书面任务 a>
根据下面的题解回答：
(i) 题目要求把有序链表转换成什么样的树？
(ii) 解题思路中把链表的哪个结点作为根节点？
(iii) 代码里当 head 为 NULL 时，函数返回什么？

原始文档>

****************

题目描述：Given a singly linked list where elements are sorted in ascending order, convert it to a height balanced BST.
即将一个有序链表转换为一个平衡的二叉搜索树，即AVL树
思路：找到这个有序链表的中间结点，从而划分出左右两个部分，将中间结点作为根节点，从而分别建立出这个根结点的左右子树

/**
 * Definition for singly-linked list.
 * struct ListNode {
 *     int val;
 *     ListNode *next;
 *     ListNode(int x) : val(x), next(NULL) {}
 * };
 */
/**
 * Definition for binary tree
 * struct TreeNode*root=NULL; {
 *     int val;
 *     TreeNode *left;
 *     TreeNode *right;
 *     TreeNode(int x) : val(x), left(NULL), right(NULL) {}
 * };
 */
class Solution {
public:
    TreeNode *sortedListToBST(ListNode *head) {
        if(head==NULL)
            return NULL;
        if(head->next==NULL)
            return new TreeNode(head->val);

        ListNode *slow=head;
        ListNode *fast=head->next->next;
        while(fast && fast->next)
        {
            slow=slow->next;
            fast=fast->next->next;
        }

        ListNode *l=head;
        ListNode *m=slow->next;
        ListNode *r=m->next;
        slow->next=NULL;

        TreeNode*root=new TreeNode(m->val);
        root->left=sortedListToBST(l);
        root->right=sortedListToBST(r);
        return root;
    }
};

****************

书面任务 b> 请把记录中从包含“table-cell: 人工降雨 xyxy=(324,940,444,985)”的那一行起，到包含“q13-option-d: D．烧胚 xyxy=(673,674,732,692)”的那一行止的各行逐字抄写下来，首尾两行都包括在内。

[取自一个集合的条目]
****************

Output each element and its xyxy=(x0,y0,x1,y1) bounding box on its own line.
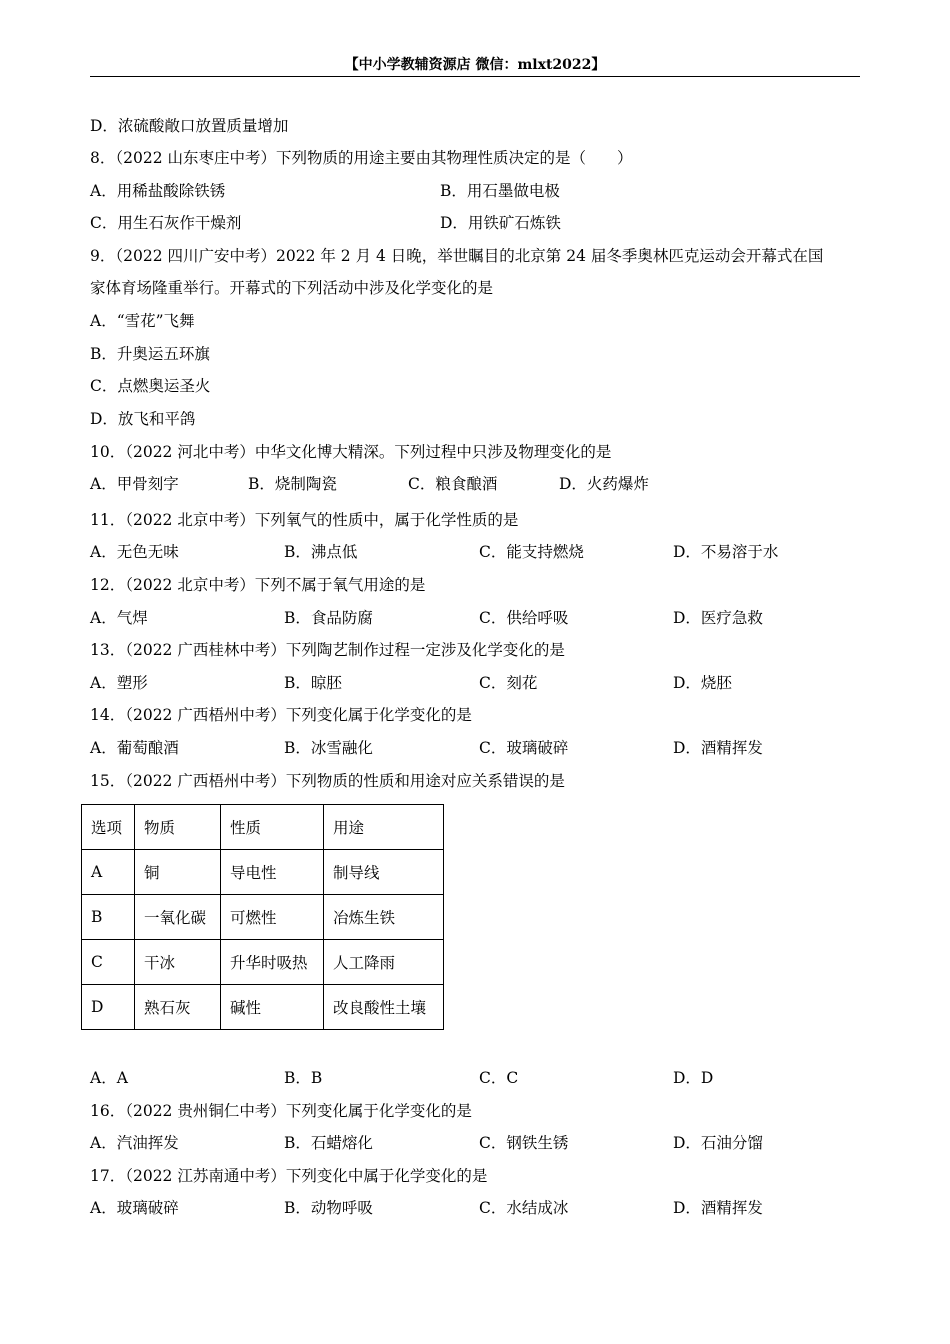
table-cell: 人工降雨 xyxy=(324,940,444,985)
header-rule xyxy=(90,76,860,77)
table-row xyxy=(82,850,444,895)
q7-option-d: D．浓硫酸敞口放置质量增加 xyxy=(90,117,289,135)
table-cell: 熟石灰 xyxy=(135,985,221,1030)
q14-option-a: A．葡萄酿酒 xyxy=(90,739,179,757)
table-cell: 碱性 xyxy=(221,985,324,1030)
q9-option-c: C．点燃奥运圣火 xyxy=(90,377,211,395)
q17-option-d: D．酒精挥发 xyxy=(673,1199,763,1217)
q10-option-b: B．烧制陶瓷 xyxy=(248,475,337,493)
q14-option-d: D．酒精挥发 xyxy=(673,739,763,757)
table-cell: 铜 xyxy=(135,850,221,895)
q9-option-b: B．升奥运五环旗 xyxy=(90,345,210,363)
q10-option-c: C．粮食酿酒 xyxy=(408,475,498,493)
q13-option-d: D．烧胚 xyxy=(673,674,732,692)
q16-option-b: B．石蜡熔化 xyxy=(284,1134,373,1152)
q17-option-c: C．水结成冰 xyxy=(479,1199,569,1217)
table-cell: D xyxy=(82,985,135,1030)
q11-option-d: D．不易溶于水 xyxy=(673,543,779,561)
q13-option-a: A．塑形 xyxy=(90,674,148,692)
q14-option-b: B．冰雪融化 xyxy=(284,739,373,757)
q16-option-c: C．钢铁生锈 xyxy=(479,1134,569,1152)
q8-option-c: C．用生石灰作干燥剂 xyxy=(90,214,242,232)
q8-stem: 8．（2022 山东枣庄中考）下列物质的用途主要由其物理性质决定的是（ ） xyxy=(90,149,633,167)
table-cell: 导电性 xyxy=(221,850,324,895)
q9-stem-line2: 家体育场隆重举行。开幕式的下列活动中涉及化学变化的是 xyxy=(90,279,494,297)
table-cell: B xyxy=(82,895,135,940)
q16-option-a: A．汽油挥发 xyxy=(90,1134,179,1152)
table-header-cell: 用途 xyxy=(324,805,444,850)
page-header: 【中小学教辅资源店 微信：mlxt2022】 xyxy=(344,57,606,73)
q12-stem: 12．（2022 北京中考）下列不属于氧气用途的是 xyxy=(90,576,426,594)
q16-option-d: D．石油分馏 xyxy=(673,1134,763,1152)
q17-option-b: B．动物呼吸 xyxy=(284,1199,373,1217)
q13-option-c: C．刻花 xyxy=(479,674,538,692)
table-row xyxy=(82,940,444,985)
q8-option-d: D．用铁矿石炼铁 xyxy=(440,214,561,232)
table-header-row xyxy=(82,805,444,850)
q11-stem: 11．（2022 北京中考）下列氧气的性质中，属于化学性质的是 xyxy=(90,511,519,529)
q9-stem-line1: 9．（2022 四川广安中考）2022 年 2 月 4 日晚，举世瞩目的北京第 24 届冬季奥林匹克运动会开幕式在国 xyxy=(90,247,824,265)
q17-stem: 17．（2022 江苏南通中考）下列变化中属于化学变化的是 xyxy=(90,1167,488,1185)
q11-option-b: B．沸点低 xyxy=(284,543,358,561)
q12-option-a: A．气焊 xyxy=(90,609,148,627)
q15-option-a: A．A xyxy=(90,1069,128,1087)
table-header-cell: 物质 xyxy=(135,805,221,850)
q13-option-b: B．晾胚 xyxy=(284,674,342,692)
q12-option-c: C．供给呼吸 xyxy=(479,609,569,627)
table-cell: 可燃性 xyxy=(221,895,324,940)
q14-stem: 14．（2022 广西梧州中考）下列变化属于化学变化的是 xyxy=(90,706,472,724)
q16-stem: 16．（2022 贵州铜仁中考）下列变化属于化学变化的是 xyxy=(90,1102,472,1120)
table-cell: 一氧化碳 xyxy=(135,895,221,940)
table-row xyxy=(82,895,444,940)
q11-option-c: C．能支持燃烧 xyxy=(479,543,584,561)
table-cell: A xyxy=(82,850,135,895)
table-cell: 改良酸性土壤 xyxy=(324,985,444,1030)
table-header-cell: 选项 xyxy=(82,805,135,850)
q12-option-b: B．食品防腐 xyxy=(284,609,373,627)
q10-option-a: A．甲骨刻字 xyxy=(90,475,179,493)
table-cell: 升华时吸热 xyxy=(221,940,324,985)
q9-option-d: D．放飞和平鸽 xyxy=(90,410,196,428)
table-cell: C xyxy=(82,940,135,985)
q11-option-a: A．无色无味 xyxy=(90,543,179,561)
q17-option-a: A．玻璃破碎 xyxy=(90,1199,179,1217)
q15-option-b: B．B xyxy=(284,1069,323,1087)
q15-table xyxy=(81,804,444,1030)
q8-option-b: B．用石墨做电极 xyxy=(440,182,560,200)
table-cell: 制导线 xyxy=(324,850,444,895)
q14-option-c: C．玻璃破碎 xyxy=(479,739,569,757)
q9-option-a: A．“雪花”飞舞 xyxy=(90,312,195,330)
q12-option-d: D．医疗急救 xyxy=(673,609,763,627)
q15-option-d: D．D xyxy=(673,1069,714,1087)
q8-option-a: A．用稀盐酸除铁锈 xyxy=(90,182,226,200)
q15-stem: 15．（2022 广西梧州中考）下列物质的性质和用途对应关系错误的是 xyxy=(90,772,565,790)
table-row xyxy=(82,985,444,1030)
q10-option-d: D．火药爆炸 xyxy=(559,475,649,493)
q10-stem: 10．（2022 河北中考）中华文化博大精深。下列过程中只涉及物理变化的是 xyxy=(90,443,612,461)
q13-stem: 13．（2022 广西桂林中考）下列陶艺制作过程一定涉及化学变化的是 xyxy=(90,641,565,659)
table-cell: 冶炼生铁 xyxy=(324,895,444,940)
q15-option-c: C．C xyxy=(479,1069,519,1087)
table-cell: 干冰 xyxy=(135,940,221,985)
table-header-cell: 性质 xyxy=(221,805,324,850)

****************

正确结果 a>
(i) 平衡的二叉搜索树，即AVL树
(ii) 有序链表的中间结点
(iii) NULL

正确结果 b>
table-cell: 人工降雨 xyxy=(324,940,444,985)
header-rule xyxy=(90,76,860,77)
table-row xyxy=(82,850,444,895)
q7-option-d: D．浓硫酸敞口放置质量增加 xyxy=(90,117,289,135)
table-cell: 熟石灰 xyxy=(135,985,221,1030)
q14-option-a: A．葡萄酿酒 xyxy=(90,739,179,757)
table-cell: 碱性 xyxy=(221,985,324,1030)
q9-option-c: C．点燃奥运圣火 xyxy=(90,377,211,395)
q17-option-d: D．酒精挥发 xyxy=(673,1199,763,1217)
q10-option-b: B．烧制陶瓷 xyxy=(248,475,337,493)
q14-option-d: D．酒精挥发 xyxy=(673,739,763,757)
table-cell: 铜 xyxy=(135,850,221,895)
q9-option-b: B．升奥运五环旗 xyxy=(90,345,210,363)
q10-option-c: C．粮食酿酒 xyxy=(408,475,498,493)
q13-option-d: D．烧胚 xyxy=(673,674,732,692)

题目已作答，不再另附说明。